THE EXERCISE
Where the word "Mobile" occurs in a line, return that line.

** start RECORDS SHOWN **

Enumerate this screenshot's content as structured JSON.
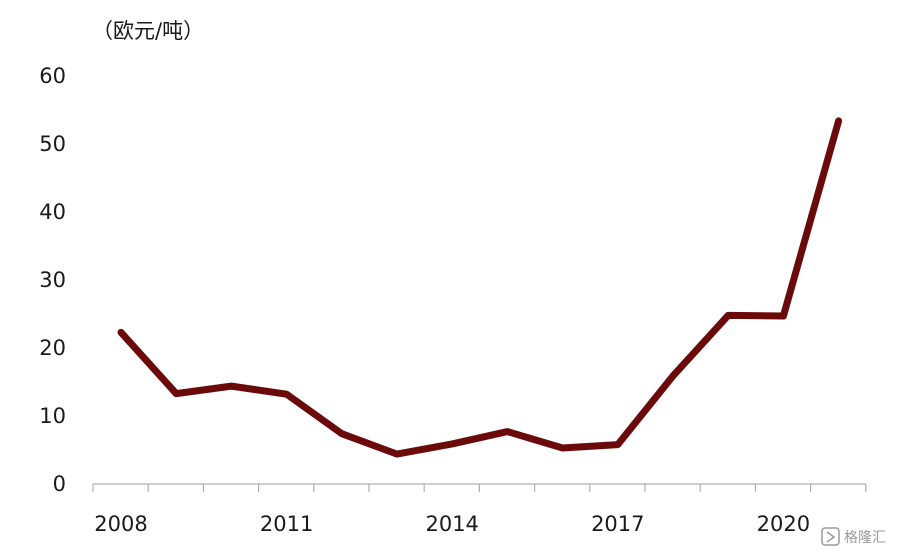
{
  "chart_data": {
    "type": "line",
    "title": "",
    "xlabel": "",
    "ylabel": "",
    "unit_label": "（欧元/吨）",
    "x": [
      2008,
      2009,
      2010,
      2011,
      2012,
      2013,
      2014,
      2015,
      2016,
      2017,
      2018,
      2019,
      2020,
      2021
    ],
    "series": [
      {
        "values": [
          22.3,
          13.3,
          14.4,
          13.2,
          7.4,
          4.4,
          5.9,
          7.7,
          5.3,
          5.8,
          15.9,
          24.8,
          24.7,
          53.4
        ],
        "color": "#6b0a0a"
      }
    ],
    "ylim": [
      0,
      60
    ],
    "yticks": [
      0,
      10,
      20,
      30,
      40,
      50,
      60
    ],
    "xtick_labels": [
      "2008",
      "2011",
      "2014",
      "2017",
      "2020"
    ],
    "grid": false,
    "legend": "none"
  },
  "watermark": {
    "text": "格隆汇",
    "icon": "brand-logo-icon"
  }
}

** end RECORDS SHOWN **
** start RECORDS SHOWN **

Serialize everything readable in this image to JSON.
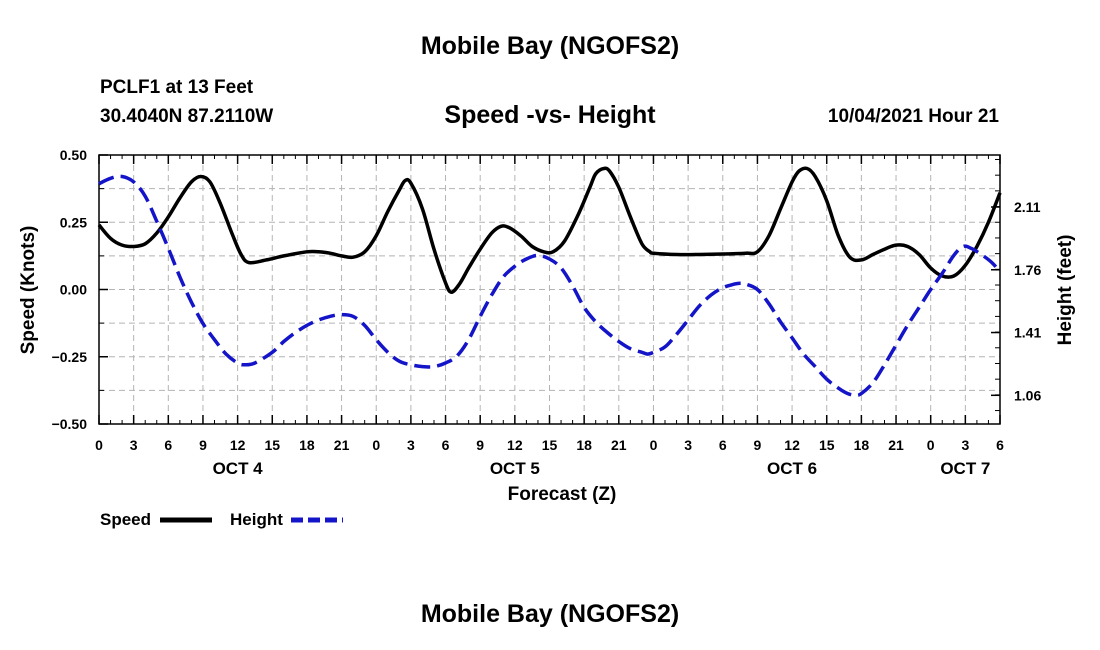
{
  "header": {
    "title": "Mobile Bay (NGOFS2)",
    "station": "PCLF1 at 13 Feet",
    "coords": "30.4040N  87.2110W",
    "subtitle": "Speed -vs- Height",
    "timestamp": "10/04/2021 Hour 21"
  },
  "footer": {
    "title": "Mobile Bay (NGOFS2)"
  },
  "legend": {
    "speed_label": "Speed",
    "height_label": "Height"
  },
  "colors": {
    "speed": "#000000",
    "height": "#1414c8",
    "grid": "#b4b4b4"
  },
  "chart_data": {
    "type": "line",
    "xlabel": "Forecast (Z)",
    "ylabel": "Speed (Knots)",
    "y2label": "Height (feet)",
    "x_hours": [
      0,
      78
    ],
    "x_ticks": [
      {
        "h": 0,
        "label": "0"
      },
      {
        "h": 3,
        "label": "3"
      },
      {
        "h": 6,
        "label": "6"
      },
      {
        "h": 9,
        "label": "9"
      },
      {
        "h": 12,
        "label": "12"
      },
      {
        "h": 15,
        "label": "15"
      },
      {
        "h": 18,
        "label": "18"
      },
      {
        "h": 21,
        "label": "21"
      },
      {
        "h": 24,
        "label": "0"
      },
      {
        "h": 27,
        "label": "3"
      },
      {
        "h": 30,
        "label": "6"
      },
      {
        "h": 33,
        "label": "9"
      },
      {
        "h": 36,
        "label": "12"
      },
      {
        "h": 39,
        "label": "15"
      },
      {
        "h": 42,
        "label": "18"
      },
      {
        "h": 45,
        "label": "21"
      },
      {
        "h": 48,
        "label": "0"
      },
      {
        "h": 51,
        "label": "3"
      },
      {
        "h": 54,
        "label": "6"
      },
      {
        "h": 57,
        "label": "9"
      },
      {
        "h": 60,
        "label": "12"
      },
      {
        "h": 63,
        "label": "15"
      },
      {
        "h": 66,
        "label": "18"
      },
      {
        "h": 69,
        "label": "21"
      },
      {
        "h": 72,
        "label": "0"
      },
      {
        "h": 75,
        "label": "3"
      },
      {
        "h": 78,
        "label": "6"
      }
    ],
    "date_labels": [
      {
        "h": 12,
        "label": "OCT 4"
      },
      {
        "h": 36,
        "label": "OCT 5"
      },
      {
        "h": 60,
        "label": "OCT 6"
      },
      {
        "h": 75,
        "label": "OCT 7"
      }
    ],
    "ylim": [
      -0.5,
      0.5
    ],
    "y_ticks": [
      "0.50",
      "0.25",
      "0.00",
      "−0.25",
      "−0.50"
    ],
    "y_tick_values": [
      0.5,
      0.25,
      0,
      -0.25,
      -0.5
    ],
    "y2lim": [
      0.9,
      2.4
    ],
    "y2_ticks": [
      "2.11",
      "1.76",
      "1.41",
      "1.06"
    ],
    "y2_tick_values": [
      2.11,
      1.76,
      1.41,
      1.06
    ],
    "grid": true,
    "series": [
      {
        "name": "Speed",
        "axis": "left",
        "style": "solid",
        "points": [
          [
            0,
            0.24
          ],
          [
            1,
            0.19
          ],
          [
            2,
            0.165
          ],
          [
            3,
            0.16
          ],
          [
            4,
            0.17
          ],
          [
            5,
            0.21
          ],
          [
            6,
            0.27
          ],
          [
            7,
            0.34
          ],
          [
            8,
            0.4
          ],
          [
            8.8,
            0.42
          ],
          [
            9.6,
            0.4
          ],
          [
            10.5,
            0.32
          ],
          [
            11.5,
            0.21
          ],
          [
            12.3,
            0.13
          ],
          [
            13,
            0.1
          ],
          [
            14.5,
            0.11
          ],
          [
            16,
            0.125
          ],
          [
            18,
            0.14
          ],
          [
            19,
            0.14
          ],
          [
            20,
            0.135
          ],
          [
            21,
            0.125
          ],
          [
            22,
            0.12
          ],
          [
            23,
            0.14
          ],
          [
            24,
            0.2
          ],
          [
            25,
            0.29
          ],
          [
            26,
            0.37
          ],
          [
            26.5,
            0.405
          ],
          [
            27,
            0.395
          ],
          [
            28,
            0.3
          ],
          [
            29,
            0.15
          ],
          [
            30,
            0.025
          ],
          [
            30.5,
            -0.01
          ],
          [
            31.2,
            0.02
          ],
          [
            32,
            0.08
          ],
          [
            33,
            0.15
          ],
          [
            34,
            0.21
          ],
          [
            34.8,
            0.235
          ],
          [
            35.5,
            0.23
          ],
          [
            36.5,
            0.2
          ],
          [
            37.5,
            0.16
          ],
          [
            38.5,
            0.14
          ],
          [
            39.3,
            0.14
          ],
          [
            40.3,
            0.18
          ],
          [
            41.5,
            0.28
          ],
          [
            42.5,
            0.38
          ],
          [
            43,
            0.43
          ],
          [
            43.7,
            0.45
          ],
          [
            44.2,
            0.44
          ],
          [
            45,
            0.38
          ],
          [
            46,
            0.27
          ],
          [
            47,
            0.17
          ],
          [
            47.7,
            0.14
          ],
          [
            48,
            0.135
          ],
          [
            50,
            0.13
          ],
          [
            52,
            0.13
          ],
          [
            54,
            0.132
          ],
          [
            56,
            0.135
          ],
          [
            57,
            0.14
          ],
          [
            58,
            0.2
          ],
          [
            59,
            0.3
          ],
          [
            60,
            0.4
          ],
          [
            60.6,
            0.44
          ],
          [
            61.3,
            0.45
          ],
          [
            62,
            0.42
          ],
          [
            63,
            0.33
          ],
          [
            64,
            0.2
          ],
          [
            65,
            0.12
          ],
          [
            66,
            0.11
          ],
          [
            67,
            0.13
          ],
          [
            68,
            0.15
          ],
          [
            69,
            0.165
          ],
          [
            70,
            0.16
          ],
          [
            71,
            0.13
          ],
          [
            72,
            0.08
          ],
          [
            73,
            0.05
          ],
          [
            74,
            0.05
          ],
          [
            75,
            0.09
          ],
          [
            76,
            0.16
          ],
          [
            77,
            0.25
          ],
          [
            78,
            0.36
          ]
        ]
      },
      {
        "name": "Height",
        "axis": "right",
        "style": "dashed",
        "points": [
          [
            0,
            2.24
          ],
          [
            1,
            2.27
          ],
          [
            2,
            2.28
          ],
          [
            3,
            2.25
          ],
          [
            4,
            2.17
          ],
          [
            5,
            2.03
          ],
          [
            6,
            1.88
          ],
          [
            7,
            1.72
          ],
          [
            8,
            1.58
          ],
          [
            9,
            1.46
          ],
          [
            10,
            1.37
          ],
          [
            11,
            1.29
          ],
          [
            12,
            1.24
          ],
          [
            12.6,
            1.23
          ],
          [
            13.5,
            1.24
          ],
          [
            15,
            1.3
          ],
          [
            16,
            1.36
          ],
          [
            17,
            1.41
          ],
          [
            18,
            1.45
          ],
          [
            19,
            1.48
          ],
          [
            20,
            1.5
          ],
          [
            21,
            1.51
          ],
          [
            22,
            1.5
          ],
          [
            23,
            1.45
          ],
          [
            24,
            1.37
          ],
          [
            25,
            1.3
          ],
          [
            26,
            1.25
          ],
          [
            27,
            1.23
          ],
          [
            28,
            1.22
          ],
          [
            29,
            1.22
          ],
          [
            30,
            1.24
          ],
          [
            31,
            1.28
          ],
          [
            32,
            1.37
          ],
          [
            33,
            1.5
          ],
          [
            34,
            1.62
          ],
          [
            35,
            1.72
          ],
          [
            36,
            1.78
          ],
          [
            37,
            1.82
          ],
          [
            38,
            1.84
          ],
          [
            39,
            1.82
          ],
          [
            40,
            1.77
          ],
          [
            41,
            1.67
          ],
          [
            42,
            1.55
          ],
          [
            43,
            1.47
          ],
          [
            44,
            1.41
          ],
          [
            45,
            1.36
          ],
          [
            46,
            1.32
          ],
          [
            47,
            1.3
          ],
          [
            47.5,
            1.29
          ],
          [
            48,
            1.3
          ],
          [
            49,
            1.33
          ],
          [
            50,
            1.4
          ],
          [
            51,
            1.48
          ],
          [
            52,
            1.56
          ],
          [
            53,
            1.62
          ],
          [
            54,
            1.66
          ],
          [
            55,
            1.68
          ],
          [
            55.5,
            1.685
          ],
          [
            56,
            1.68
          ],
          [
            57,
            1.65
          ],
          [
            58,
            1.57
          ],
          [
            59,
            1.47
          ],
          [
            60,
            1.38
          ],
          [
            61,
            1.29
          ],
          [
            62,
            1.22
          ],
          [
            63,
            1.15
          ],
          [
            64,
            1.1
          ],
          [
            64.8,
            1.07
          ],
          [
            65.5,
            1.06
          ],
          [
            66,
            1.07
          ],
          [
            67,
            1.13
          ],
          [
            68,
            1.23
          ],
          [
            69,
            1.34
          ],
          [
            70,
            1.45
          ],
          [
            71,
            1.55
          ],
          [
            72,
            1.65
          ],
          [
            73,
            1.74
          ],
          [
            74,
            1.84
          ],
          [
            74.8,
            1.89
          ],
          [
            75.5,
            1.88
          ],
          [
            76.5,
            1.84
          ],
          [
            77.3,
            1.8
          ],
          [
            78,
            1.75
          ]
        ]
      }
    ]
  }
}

** end RECORDS SHOWN **

THE REPLY
    "title": "Mobile Bay (NGOFS2)",
    "title": "Mobile Bay (NGOFS2)"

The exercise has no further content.